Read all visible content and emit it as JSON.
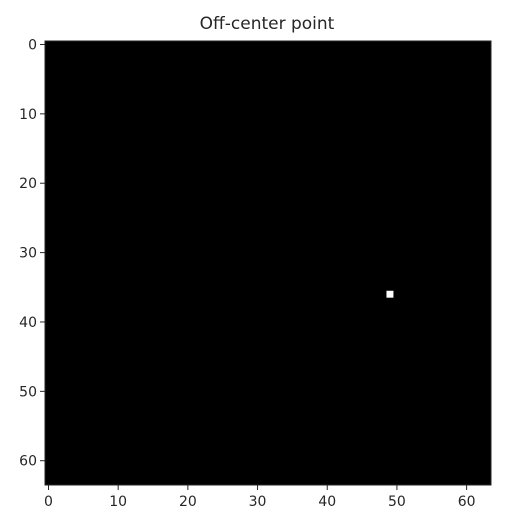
{
  "chart_data": {
    "type": "heatmap",
    "title": "Off-center point",
    "xlabel": "",
    "ylabel": "",
    "width": 64,
    "height": 64,
    "xlim": [
      -0.5,
      63.5
    ],
    "ylim": [
      63.5,
      -0.5
    ],
    "y_axis_inverted": true,
    "colormap": "gray",
    "background_value": 0,
    "points": [
      {
        "x": 49,
        "y": 36,
        "value": 1
      }
    ],
    "xticks": [
      0,
      10,
      20,
      30,
      40,
      50,
      60
    ],
    "yticks": [
      0,
      10,
      20,
      30,
      40,
      50,
      60
    ],
    "xtick_labels": [
      "0",
      "10",
      "20",
      "30",
      "40",
      "50",
      "60"
    ],
    "ytick_labels": [
      "0",
      "10",
      "20",
      "30",
      "40",
      "50",
      "60"
    ],
    "grid": false,
    "legend": "none",
    "colors": {
      "background": "#000000",
      "point": "#ffffff",
      "axes": "#262626",
      "text": "#262626"
    }
  }
}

========================================================================

AIM:
Print out the whole of the material word for word, without pictures.

RESPONSE:
Read all visible content and emit it as JSON.
{
  "chart_data": {
    "type": "heatmap",
    "title": "Off-center point",
    "xlabel": "",
    "ylabel": "",
    "width": 64,
    "height": 64,
    "xlim": [
      -0.5,
      63.5
    ],
    "ylim": [
      63.5,
      -0.5
    ],
    "y_axis_inverted": true,
    "colormap": "gray",
    "background_value": 0,
    "points": [
      {
        "x": 49,
        "y": 36,
        "value": 1
      }
    ],
    "xticks": [
      0,
      10,
      20,
      30,
      40,
      50,
      60
    ],
    "yticks": [
      0,
      10,
      20,
      30,
      40,
      50,
      60
    ],
    "xtick_labels": [
      "0",
      "10",
      "20",
      "30",
      "40",
      "50",
      "60"
    ],
    "ytick_labels": [
      "0",
      "10",
      "20",
      "30",
      "40",
      "50",
      "60"
    ],
    "grid": false,
    "legend": "none",
    "colors": {
      "background": "#000000",
      "point": "#ffffff",
      "axes": "#262626",
      "text": "#262626"
    }
  }
}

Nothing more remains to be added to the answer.